**What to produce**
Write out the material exactly, with the pictures left out.

Dataset entries on figures:

—————

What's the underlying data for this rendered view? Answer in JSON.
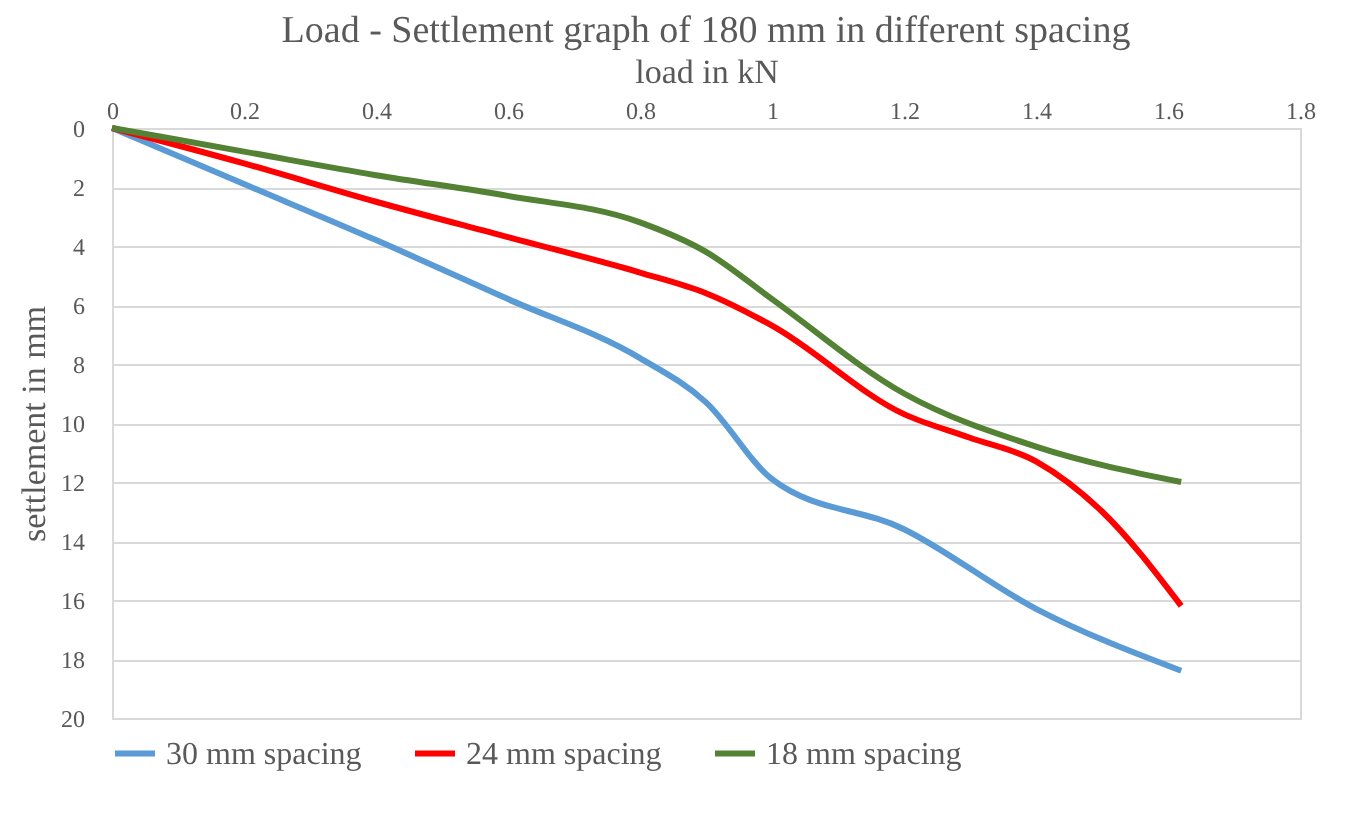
{
  "chart_data": {
    "type": "line",
    "title": "Load - Settlement graph of 180 mm in different spacing",
    "xlabel": "load in kN",
    "ylabel": "settlement in mm",
    "xlim": [
      0,
      1.8
    ],
    "xticks": [
      0,
      0.2,
      0.4,
      0.6,
      0.8,
      1,
      1.2,
      1.4,
      1.6,
      1.8
    ],
    "ylim": [
      20,
      0
    ],
    "yticks": [
      0,
      2,
      4,
      6,
      8,
      10,
      12,
      14,
      16,
      18,
      20
    ],
    "grid": "y",
    "legend": "bottom",
    "marker": "none",
    "line_style": "solid",
    "series": [
      {
        "name": "30 mm spacing",
        "color": "#5b9bd5",
        "x": [
          0,
          0.2,
          0.4,
          0.6,
          0.8,
          0.9,
          1,
          1.2,
          1.4,
          1.62
        ],
        "values": [
          0,
          1.9,
          3.8,
          5.8,
          7.8,
          9.3,
          11.9,
          13.6,
          16.3,
          18.4
        ]
      },
      {
        "name": "24 mm spacing",
        "color": "#ff0000",
        "x": [
          0,
          0.2,
          0.4,
          0.6,
          0.8,
          0.9,
          1,
          1.2,
          1.3,
          1.4,
          1.5,
          1.62
        ],
        "values": [
          0,
          1.2,
          2.5,
          3.7,
          4.9,
          5.6,
          6.7,
          9.7,
          10.5,
          11.3,
          13,
          16.2
        ]
      },
      {
        "name": "18 mm spacing",
        "color": "#548235",
        "x": [
          0,
          0.2,
          0.4,
          0.6,
          0.8,
          0.9,
          1,
          1.2,
          1.4,
          1.62
        ],
        "values": [
          0,
          0.8,
          1.6,
          2.3,
          3.2,
          4.2,
          5.8,
          9,
          10.8,
          12
        ]
      }
    ]
  }
}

—————

**Full answer**
What's the underlying data for this rendered view? Answer in JSON.
{
  "chart_data": {
    "type": "line",
    "title": "Load - Settlement graph of 180 mm in different spacing",
    "xlabel": "load in kN",
    "ylabel": "settlement in mm",
    "xlim": [
      0,
      1.8
    ],
    "xticks": [
      0,
      0.2,
      0.4,
      0.6,
      0.8,
      1,
      1.2,
      1.4,
      1.6,
      1.8
    ],
    "ylim": [
      20,
      0
    ],
    "yticks": [
      0,
      2,
      4,
      6,
      8,
      10,
      12,
      14,
      16,
      18,
      20
    ],
    "grid": "y",
    "legend": "bottom",
    "marker": "none",
    "line_style": "solid",
    "series": [
      {
        "name": "30 mm spacing",
        "color": "#5b9bd5",
        "x": [
          0,
          0.2,
          0.4,
          0.6,
          0.8,
          0.9,
          1,
          1.2,
          1.4,
          1.62
        ],
        "values": [
          0,
          1.9,
          3.8,
          5.8,
          7.8,
          9.3,
          11.9,
          13.6,
          16.3,
          18.4
        ]
      },
      {
        "name": "24 mm spacing",
        "color": "#ff0000",
        "x": [
          0,
          0.2,
          0.4,
          0.6,
          0.8,
          0.9,
          1,
          1.2,
          1.3,
          1.4,
          1.5,
          1.62
        ],
        "values": [
          0,
          1.2,
          2.5,
          3.7,
          4.9,
          5.6,
          6.7,
          9.7,
          10.5,
          11.3,
          13,
          16.2
        ]
      },
      {
        "name": "18 mm spacing",
        "color": "#548235",
        "x": [
          0,
          0.2,
          0.4,
          0.6,
          0.8,
          0.9,
          1,
          1.2,
          1.4,
          1.62
        ],
        "values": [
          0,
          0.8,
          1.6,
          2.3,
          3.2,
          4.2,
          5.8,
          9,
          10.8,
          12
        ]
      }
    ]
  }
}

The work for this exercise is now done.